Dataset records
● ● ● ●
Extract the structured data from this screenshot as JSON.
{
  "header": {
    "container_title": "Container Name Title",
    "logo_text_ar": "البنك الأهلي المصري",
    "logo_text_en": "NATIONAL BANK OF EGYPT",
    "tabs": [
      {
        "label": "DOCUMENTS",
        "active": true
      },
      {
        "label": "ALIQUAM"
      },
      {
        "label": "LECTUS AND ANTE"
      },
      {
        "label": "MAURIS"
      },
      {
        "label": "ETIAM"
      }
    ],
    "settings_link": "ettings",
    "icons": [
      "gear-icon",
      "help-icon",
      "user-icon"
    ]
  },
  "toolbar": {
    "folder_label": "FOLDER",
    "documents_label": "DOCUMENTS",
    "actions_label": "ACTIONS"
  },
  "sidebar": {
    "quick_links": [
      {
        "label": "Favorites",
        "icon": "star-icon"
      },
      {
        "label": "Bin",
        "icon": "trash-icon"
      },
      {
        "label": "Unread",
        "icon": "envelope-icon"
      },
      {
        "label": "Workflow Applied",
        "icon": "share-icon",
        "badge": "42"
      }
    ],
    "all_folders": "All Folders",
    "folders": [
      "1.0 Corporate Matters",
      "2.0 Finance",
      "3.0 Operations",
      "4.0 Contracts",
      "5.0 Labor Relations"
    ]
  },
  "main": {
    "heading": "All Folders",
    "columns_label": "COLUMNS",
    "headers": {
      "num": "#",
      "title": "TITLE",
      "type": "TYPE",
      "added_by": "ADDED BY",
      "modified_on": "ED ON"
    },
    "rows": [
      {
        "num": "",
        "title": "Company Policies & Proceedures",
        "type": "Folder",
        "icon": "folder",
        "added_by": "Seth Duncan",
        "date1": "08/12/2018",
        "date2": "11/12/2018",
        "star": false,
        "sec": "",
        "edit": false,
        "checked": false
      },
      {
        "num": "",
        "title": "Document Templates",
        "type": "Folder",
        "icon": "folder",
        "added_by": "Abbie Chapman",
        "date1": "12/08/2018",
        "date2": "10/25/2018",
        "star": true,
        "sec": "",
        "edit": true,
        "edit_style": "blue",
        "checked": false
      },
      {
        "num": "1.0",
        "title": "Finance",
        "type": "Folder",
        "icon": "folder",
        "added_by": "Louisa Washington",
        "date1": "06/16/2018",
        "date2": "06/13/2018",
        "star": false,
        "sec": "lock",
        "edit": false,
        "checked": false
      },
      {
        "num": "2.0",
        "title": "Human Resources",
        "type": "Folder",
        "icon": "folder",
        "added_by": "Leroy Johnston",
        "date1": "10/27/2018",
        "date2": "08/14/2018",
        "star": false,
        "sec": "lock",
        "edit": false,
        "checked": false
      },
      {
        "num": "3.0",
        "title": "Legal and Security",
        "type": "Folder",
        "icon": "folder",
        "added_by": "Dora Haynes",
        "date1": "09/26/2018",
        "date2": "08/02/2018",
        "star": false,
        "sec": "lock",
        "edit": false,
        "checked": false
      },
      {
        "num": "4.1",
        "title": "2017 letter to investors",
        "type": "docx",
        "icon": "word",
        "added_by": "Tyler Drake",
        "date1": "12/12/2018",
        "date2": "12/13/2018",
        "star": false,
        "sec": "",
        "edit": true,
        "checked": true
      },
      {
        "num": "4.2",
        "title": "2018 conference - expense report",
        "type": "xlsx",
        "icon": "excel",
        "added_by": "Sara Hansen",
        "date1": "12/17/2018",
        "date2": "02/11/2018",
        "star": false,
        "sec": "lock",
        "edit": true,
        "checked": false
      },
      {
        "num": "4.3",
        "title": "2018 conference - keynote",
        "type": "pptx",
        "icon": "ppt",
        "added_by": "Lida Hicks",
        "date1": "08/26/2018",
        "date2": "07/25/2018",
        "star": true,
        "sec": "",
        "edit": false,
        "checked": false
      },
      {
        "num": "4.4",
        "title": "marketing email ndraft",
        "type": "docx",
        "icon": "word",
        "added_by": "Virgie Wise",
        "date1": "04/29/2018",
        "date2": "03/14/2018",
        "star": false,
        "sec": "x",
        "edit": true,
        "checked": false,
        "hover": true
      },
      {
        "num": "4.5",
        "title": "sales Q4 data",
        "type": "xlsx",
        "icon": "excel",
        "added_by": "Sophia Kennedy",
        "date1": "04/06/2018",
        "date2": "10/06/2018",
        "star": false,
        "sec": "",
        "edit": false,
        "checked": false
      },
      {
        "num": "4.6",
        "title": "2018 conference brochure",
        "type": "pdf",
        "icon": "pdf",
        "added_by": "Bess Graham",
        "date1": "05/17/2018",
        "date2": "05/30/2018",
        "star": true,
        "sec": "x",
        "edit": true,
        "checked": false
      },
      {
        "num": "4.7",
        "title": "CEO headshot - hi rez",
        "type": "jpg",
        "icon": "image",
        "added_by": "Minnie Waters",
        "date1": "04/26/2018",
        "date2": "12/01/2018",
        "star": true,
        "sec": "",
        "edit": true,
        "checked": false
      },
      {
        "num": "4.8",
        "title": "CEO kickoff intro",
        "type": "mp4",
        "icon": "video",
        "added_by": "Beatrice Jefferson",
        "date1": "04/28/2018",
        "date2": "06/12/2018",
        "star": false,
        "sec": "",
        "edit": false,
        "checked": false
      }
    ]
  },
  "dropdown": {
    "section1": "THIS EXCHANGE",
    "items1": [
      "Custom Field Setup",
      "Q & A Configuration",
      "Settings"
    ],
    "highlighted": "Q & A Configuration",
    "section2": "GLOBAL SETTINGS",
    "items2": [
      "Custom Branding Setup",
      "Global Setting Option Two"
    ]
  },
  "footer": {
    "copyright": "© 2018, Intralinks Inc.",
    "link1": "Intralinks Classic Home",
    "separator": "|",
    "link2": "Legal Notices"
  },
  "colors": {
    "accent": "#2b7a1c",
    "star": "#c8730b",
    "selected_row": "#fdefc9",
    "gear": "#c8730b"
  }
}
● ● ● ●
Short problem: Each entry above is to be printed again exactly.

Reply:
Extract the structured data from this screenshot as JSON.
{
  "header": {
    "container_title": "Container Name Title",
    "logo_text_ar": "البنك الأهلي المصري",
    "logo_text_en": "NATIONAL BANK OF EGYPT",
    "tabs": [
      {
        "label": "DOCUMENTS",
        "active": true
      },
      {
        "label": "ALIQUAM"
      },
      {
        "label": "LECTUS AND ANTE"
      },
      {
        "label": "MAURIS"
      },
      {
        "label": "ETIAM"
      }
    ],
    "settings_link": "ettings",
    "icons": [
      "gear-icon",
      "help-icon",
      "user-icon"
    ]
  },
  "toolbar": {
    "folder_label": "FOLDER",
    "documents_label": "DOCUMENTS",
    "actions_label": "ACTIONS"
  },
  "sidebar": {
    "quick_links": [
      {
        "label": "Favorites",
        "icon": "star-icon"
      },
      {
        "label": "Bin",
        "icon": "trash-icon"
      },
      {
        "label": "Unread",
        "icon": "envelope-icon"
      },
      {
        "label": "Workflow Applied",
        "icon": "share-icon",
        "badge": "42"
      }
    ],
    "all_folders": "All Folders",
    "folders": [
      "1.0 Corporate Matters",
      "2.0 Finance",
      "3.0 Operations",
      "4.0 Contracts",
      "5.0 Labor Relations"
    ]
  },
  "main": {
    "heading": "All Folders",
    "columns_label": "COLUMNS",
    "headers": {
      "num": "#",
      "title": "TITLE",
      "type": "TYPE",
      "added_by": "ADDED BY",
      "modified_on": "ED ON"
    },
    "rows": [
      {
        "num": "",
        "title": "Company Policies & Proceedures",
        "type": "Folder",
        "icon": "folder",
        "added_by": "Seth Duncan",
        "date1": "08/12/2018",
        "date2": "11/12/2018",
        "star": false,
        "sec": "",
        "edit": false,
        "checked": false
      },
      {
        "num": "",
        "title": "Document Templates",
        "type": "Folder",
        "icon": "folder",
        "added_by": "Abbie Chapman",
        "date1": "12/08/2018",
        "date2": "10/25/2018",
        "star": true,
        "sec": "",
        "edit": true,
        "edit_style": "blue",
        "checked": false
      },
      {
        "num": "1.0",
        "title": "Finance",
        "type": "Folder",
        "icon": "folder",
        "added_by": "Louisa Washington",
        "date1": "06/16/2018",
        "date2": "06/13/2018",
        "star": false,
        "sec": "lock",
        "edit": false,
        "checked": false
      },
      {
        "num": "2.0",
        "title": "Human Resources",
        "type": "Folder",
        "icon": "folder",
        "added_by": "Leroy Johnston",
        "date1": "10/27/2018",
        "date2": "08/14/2018",
        "star": false,
        "sec": "lock",
        "edit": false,
        "checked": false
      },
      {
        "num": "3.0",
        "title": "Legal and Security",
        "type": "Folder",
        "icon": "folder",
        "added_by": "Dora Haynes",
        "date1": "09/26/2018",
        "date2": "08/02/2018",
        "star": false,
        "sec": "lock",
        "edit": false,
        "checked": false
      },
      {
        "num": "4.1",
        "title": "2017 letter to investors",
        "type": "docx",
        "icon": "word",
        "added_by": "Tyler Drake",
        "date1": "12/12/2018",
        "date2": "12/13/2018",
        "star": false,
        "sec": "",
        "edit": true,
        "checked": true
      },
      {
        "num": "4.2",
        "title": "2018 conference - expense report",
        "type": "xlsx",
        "icon": "excel",
        "added_by": "Sara Hansen",
        "date1": "12/17/2018",
        "date2": "02/11/2018",
        "star": false,
        "sec": "lock",
        "edit": true,
        "checked": false
      },
      {
        "num": "4.3",
        "title": "2018 conference - keynote",
        "type": "pptx",
        "icon": "ppt",
        "added_by": "Lida Hicks",
        "date1": "08/26/2018",
        "date2": "07/25/2018",
        "star": true,
        "sec": "",
        "edit": false,
        "checked": false
      },
      {
        "num": "4.4",
        "title": "marketing email ndraft",
        "type": "docx",
        "icon": "word",
        "added_by": "Virgie Wise",
        "date1": "04/29/2018",
        "date2": "03/14/2018",
        "star": false,
        "sec": "x",
        "edit": true,
        "checked": false,
        "hover": true
      },
      {
        "num": "4.5",
        "title": "sales Q4 data",
        "type": "xlsx",
        "icon": "excel",
        "added_by": "Sophia Kennedy",
        "date1": "04/06/2018",
        "date2": "10/06/2018",
        "star": false,
        "sec": "",
        "edit": false,
        "checked": false
      },
      {
        "num": "4.6",
        "title": "2018 conference brochure",
        "type": "pdf",
        "icon": "pdf",
        "added_by": "Bess Graham",
        "date1": "05/17/2018",
        "date2": "05/30/2018",
        "star": true,
        "sec": "x",
        "edit": true,
        "checked": false
      },
      {
        "num": "4.7",
        "title": "CEO headshot - hi rez",
        "type": "jpg",
        "icon": "image",
        "added_by": "Minnie Waters",
        "date1": "04/26/2018",
        "date2": "12/01/2018",
        "star": true,
        "sec": "",
        "edit": true,
        "checked": false
      },
      {
        "num": "4.8",
        "title": "CEO kickoff intro",
        "type": "mp4",
        "icon": "video",
        "added_by": "Beatrice Jefferson",
        "date1": "04/28/2018",
        "date2": "06/12/2018",
        "star": false,
        "sec": "",
        "edit": false,
        "checked": false
      }
    ]
  },
  "dropdown": {
    "section1": "THIS EXCHANGE",
    "items1": [
      "Custom Field Setup",
      "Q & A Configuration",
      "Settings"
    ],
    "highlighted": "Q & A Configuration",
    "section2": "GLOBAL SETTINGS",
    "items2": [
      "Custom Branding Setup",
      "Global Setting Option Two"
    ]
  },
  "footer": {
    "copyright": "© 2018, Intralinks Inc.",
    "link1": "Intralinks Classic Home",
    "separator": "|",
    "link2": "Legal Notices"
  },
  "colors": {
    "accent": "#2b7a1c",
    "star": "#c8730b",
    "selected_row": "#fdefc9",
    "gear": "#c8730b"
  }
}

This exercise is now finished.